Records excerpted from a collection:
------------------------------------------------------------

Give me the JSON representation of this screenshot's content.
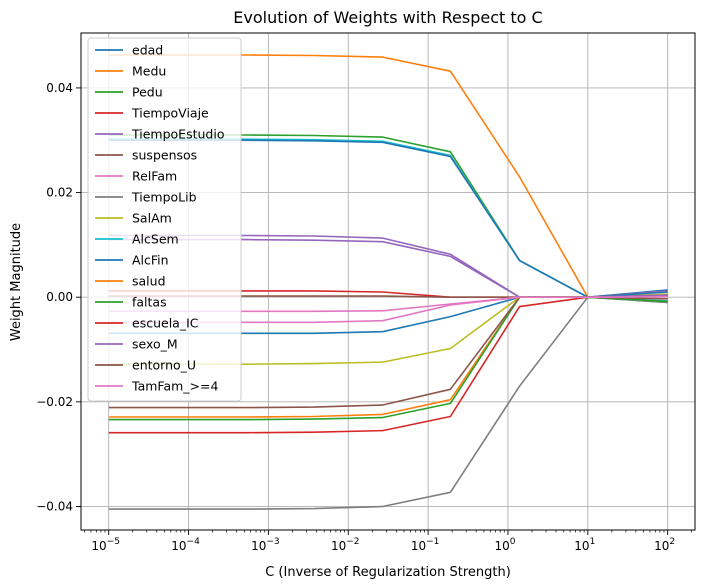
{
  "chart_data": {
    "type": "line",
    "title": "Evolution of Weights with Respect to C",
    "xlabel": "C (Inverse of Regularization Strength)",
    "ylabel": "Weight Magnitude",
    "xscale": "log",
    "xlim": [
      4.5e-06,
      220
    ],
    "ylim": [
      -0.0445,
      0.0505
    ],
    "grid": true,
    "legend_position": "top-left",
    "x": [
      1e-05,
      7.2e-05,
      0.00052,
      0.0037,
      0.027,
      0.19,
      1.4,
      10.0,
      100.0
    ],
    "x_ticks": [
      {
        "value": 1e-05,
        "base": "10",
        "exp": "−5"
      },
      {
        "value": 0.0001,
        "base": "10",
        "exp": "−4"
      },
      {
        "value": 0.001,
        "base": "10",
        "exp": "−3"
      },
      {
        "value": 0.01,
        "base": "10",
        "exp": "−2"
      },
      {
        "value": 0.1,
        "base": "10",
        "exp": "−1"
      },
      {
        "value": 1,
        "base": "10",
        "exp": "0"
      },
      {
        "value": 10,
        "base": "10",
        "exp": "1"
      },
      {
        "value": 100,
        "base": "10",
        "exp": "2"
      }
    ],
    "y_ticks": [
      {
        "value": 0.04,
        "label": "0.04"
      },
      {
        "value": 0.02,
        "label": "0.02"
      },
      {
        "value": 0.0,
        "label": "0.00"
      },
      {
        "value": -0.02,
        "label": "−0.02"
      },
      {
        "value": -0.04,
        "label": "−0.04"
      }
    ],
    "series": [
      {
        "name": "edad",
        "color": "#1f77b4",
        "values": [
          -0.0069,
          -0.0069,
          -0.0069,
          -0.0069,
          -0.0066,
          -0.0037,
          0.0,
          0.0,
          0.0014
        ]
      },
      {
        "name": "Medu",
        "color": "#ff7f0e",
        "values": [
          0.0463,
          0.0463,
          0.0463,
          0.0462,
          0.0459,
          0.0432,
          0.023,
          0.0,
          0.0005
        ]
      },
      {
        "name": "Pedu",
        "color": "#2ca02c",
        "values": [
          0.031,
          0.031,
          0.031,
          0.0309,
          0.0306,
          0.0278,
          0.007,
          0.0,
          -0.001
        ]
      },
      {
        "name": "TiempoViaje",
        "color": "#d62728",
        "values": [
          0.0012,
          0.0012,
          0.0012,
          0.0012,
          0.001,
          0.0,
          0.0,
          0.0,
          0.0003
        ]
      },
      {
        "name": "TiempoEstudio",
        "color": "#9467bd",
        "values": [
          0.0118,
          0.0118,
          0.0118,
          0.0117,
          0.0113,
          0.0082,
          0.0,
          0.0,
          0.0012
        ]
      },
      {
        "name": "suspensos",
        "color": "#8c564b",
        "values": [
          0.0002,
          0.0002,
          0.0002,
          0.0002,
          0.0002,
          0.0,
          0.0,
          0.0,
          -0.0008
        ]
      },
      {
        "name": "RelFam",
        "color": "#e377c2",
        "values": [
          -0.0048,
          -0.0048,
          -0.0048,
          -0.0048,
          -0.0045,
          -0.0015,
          0.0,
          0.0,
          0.0002
        ]
      },
      {
        "name": "TiempoLib",
        "color": "#7f7f7f",
        "values": [
          -0.0405,
          -0.0405,
          -0.0405,
          -0.0404,
          -0.04,
          -0.0373,
          -0.017,
          0.0,
          -0.001
        ]
      },
      {
        "name": "SalAm",
        "color": "#bcbd22",
        "values": [
          -0.0128,
          -0.0128,
          -0.0128,
          -0.0127,
          -0.0124,
          -0.0098,
          0.0,
          0.0,
          0.0006
        ]
      },
      {
        "name": "AlcSem",
        "color": "#17becf",
        "values": [
          0.0302,
          0.0302,
          0.0302,
          0.0301,
          0.0298,
          0.0271,
          0.007,
          0.0,
          -0.0007
        ]
      },
      {
        "name": "AlcFin",
        "color": "#1f77b4",
        "values": [
          0.03,
          0.03,
          0.03,
          0.0299,
          0.0296,
          0.0269,
          0.007,
          0.0,
          0.001
        ]
      },
      {
        "name": "salud",
        "color": "#ff7f0e",
        "values": [
          -0.0229,
          -0.0229,
          -0.0229,
          -0.0228,
          -0.0224,
          -0.0196,
          0.0,
          0.0,
          0.0003
        ]
      },
      {
        "name": "faltas",
        "color": "#2ca02c",
        "values": [
          -0.0234,
          -0.0234,
          -0.0234,
          -0.0233,
          -0.023,
          -0.0203,
          0.0,
          0.0,
          -0.0008
        ]
      },
      {
        "name": "escuela_IC",
        "color": "#d62728",
        "values": [
          -0.0259,
          -0.0259,
          -0.0259,
          -0.0258,
          -0.0255,
          -0.0228,
          -0.0018,
          0.0,
          0.0003
        ]
      },
      {
        "name": "sexo_M",
        "color": "#9467bd",
        "values": [
          0.011,
          0.011,
          0.011,
          0.0109,
          0.0106,
          0.0078,
          0.0,
          0.0,
          0.0004
        ]
      },
      {
        "name": "entorno_U",
        "color": "#8c564b",
        "values": [
          -0.0211,
          -0.0211,
          -0.0211,
          -0.021,
          -0.0206,
          -0.0176,
          0.0,
          0.0,
          -0.0003
        ]
      },
      {
        "name": "TamFam_>=4",
        "color": "#e377c2",
        "values": [
          -0.0027,
          -0.0027,
          -0.0027,
          -0.0027,
          -0.0026,
          -0.0013,
          0.0,
          0.0,
          0.0001
        ]
      }
    ]
  }
}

------------------------------------------------------------

Repeat all of the records verbatim, leaving out the pictures.

__Solved exercise__.
Give me the JSON representation of this screenshot's content.
{
  "chart_data": {
    "type": "line",
    "title": "Evolution of Weights with Respect to C",
    "xlabel": "C (Inverse of Regularization Strength)",
    "ylabel": "Weight Magnitude",
    "xscale": "log",
    "xlim": [
      4.5e-06,
      220
    ],
    "ylim": [
      -0.0445,
      0.0505
    ],
    "grid": true,
    "legend_position": "top-left",
    "x": [
      1e-05,
      7.2e-05,
      0.00052,
      0.0037,
      0.027,
      0.19,
      1.4,
      10.0,
      100.0
    ],
    "x_ticks": [
      {
        "value": 1e-05,
        "base": "10",
        "exp": "−5"
      },
      {
        "value": 0.0001,
        "base": "10",
        "exp": "−4"
      },
      {
        "value": 0.001,
        "base": "10",
        "exp": "−3"
      },
      {
        "value": 0.01,
        "base": "10",
        "exp": "−2"
      },
      {
        "value": 0.1,
        "base": "10",
        "exp": "−1"
      },
      {
        "value": 1,
        "base": "10",
        "exp": "0"
      },
      {
        "value": 10,
        "base": "10",
        "exp": "1"
      },
      {
        "value": 100,
        "base": "10",
        "exp": "2"
      }
    ],
    "y_ticks": [
      {
        "value": 0.04,
        "label": "0.04"
      },
      {
        "value": 0.02,
        "label": "0.02"
      },
      {
        "value": 0.0,
        "label": "0.00"
      },
      {
        "value": -0.02,
        "label": "−0.02"
      },
      {
        "value": -0.04,
        "label": "−0.04"
      }
    ],
    "series": [
      {
        "name": "edad",
        "color": "#1f77b4",
        "values": [
          -0.0069,
          -0.0069,
          -0.0069,
          -0.0069,
          -0.0066,
          -0.0037,
          0.0,
          0.0,
          0.0014
        ]
      },
      {
        "name": "Medu",
        "color": "#ff7f0e",
        "values": [
          0.0463,
          0.0463,
          0.0463,
          0.0462,
          0.0459,
          0.0432,
          0.023,
          0.0,
          0.0005
        ]
      },
      {
        "name": "Pedu",
        "color": "#2ca02c",
        "values": [
          0.031,
          0.031,
          0.031,
          0.0309,
          0.0306,
          0.0278,
          0.007,
          0.0,
          -0.001
        ]
      },
      {
        "name": "TiempoViaje",
        "color": "#d62728",
        "values": [
          0.0012,
          0.0012,
          0.0012,
          0.0012,
          0.001,
          0.0,
          0.0,
          0.0,
          0.0003
        ]
      },
      {
        "name": "TiempoEstudio",
        "color": "#9467bd",
        "values": [
          0.0118,
          0.0118,
          0.0118,
          0.0117,
          0.0113,
          0.0082,
          0.0,
          0.0,
          0.0012
        ]
      },
      {
        "name": "suspensos",
        "color": "#8c564b",
        "values": [
          0.0002,
          0.0002,
          0.0002,
          0.0002,
          0.0002,
          0.0,
          0.0,
          0.0,
          -0.0008
        ]
      },
      {
        "name": "RelFam",
        "color": "#e377c2",
        "values": [
          -0.0048,
          -0.0048,
          -0.0048,
          -0.0048,
          -0.0045,
          -0.0015,
          0.0,
          0.0,
          0.0002
        ]
      },
      {
        "name": "TiempoLib",
        "color": "#7f7f7f",
        "values": [
          -0.0405,
          -0.0405,
          -0.0405,
          -0.0404,
          -0.04,
          -0.0373,
          -0.017,
          0.0,
          -0.001
        ]
      },
      {
        "name": "SalAm",
        "color": "#bcbd22",
        "values": [
          -0.0128,
          -0.0128,
          -0.0128,
          -0.0127,
          -0.0124,
          -0.0098,
          0.0,
          0.0,
          0.0006
        ]
      },
      {
        "name": "AlcSem",
        "color": "#17becf",
        "values": [
          0.0302,
          0.0302,
          0.0302,
          0.0301,
          0.0298,
          0.0271,
          0.007,
          0.0,
          -0.0007
        ]
      },
      {
        "name": "AlcFin",
        "color": "#1f77b4",
        "values": [
          0.03,
          0.03,
          0.03,
          0.0299,
          0.0296,
          0.0269,
          0.007,
          0.0,
          0.001
        ]
      },
      {
        "name": "salud",
        "color": "#ff7f0e",
        "values": [
          -0.0229,
          -0.0229,
          -0.0229,
          -0.0228,
          -0.0224,
          -0.0196,
          0.0,
          0.0,
          0.0003
        ]
      },
      {
        "name": "faltas",
        "color": "#2ca02c",
        "values": [
          -0.0234,
          -0.0234,
          -0.0234,
          -0.0233,
          -0.023,
          -0.0203,
          0.0,
          0.0,
          -0.0008
        ]
      },
      {
        "name": "escuela_IC",
        "color": "#d62728",
        "values": [
          -0.0259,
          -0.0259,
          -0.0259,
          -0.0258,
          -0.0255,
          -0.0228,
          -0.0018,
          0.0,
          0.0003
        ]
      },
      {
        "name": "sexo_M",
        "color": "#9467bd",
        "values": [
          0.011,
          0.011,
          0.011,
          0.0109,
          0.0106,
          0.0078,
          0.0,
          0.0,
          0.0004
        ]
      },
      {
        "name": "entorno_U",
        "color": "#8c564b",
        "values": [
          -0.0211,
          -0.0211,
          -0.0211,
          -0.021,
          -0.0206,
          -0.0176,
          0.0,
          0.0,
          -0.0003
        ]
      },
      {
        "name": "TamFam_>=4",
        "color": "#e377c2",
        "values": [
          -0.0027,
          -0.0027,
          -0.0027,
          -0.0027,
          -0.0026,
          -0.0013,
          0.0,
          0.0,
          0.0001
        ]
      }
    ]
  }
}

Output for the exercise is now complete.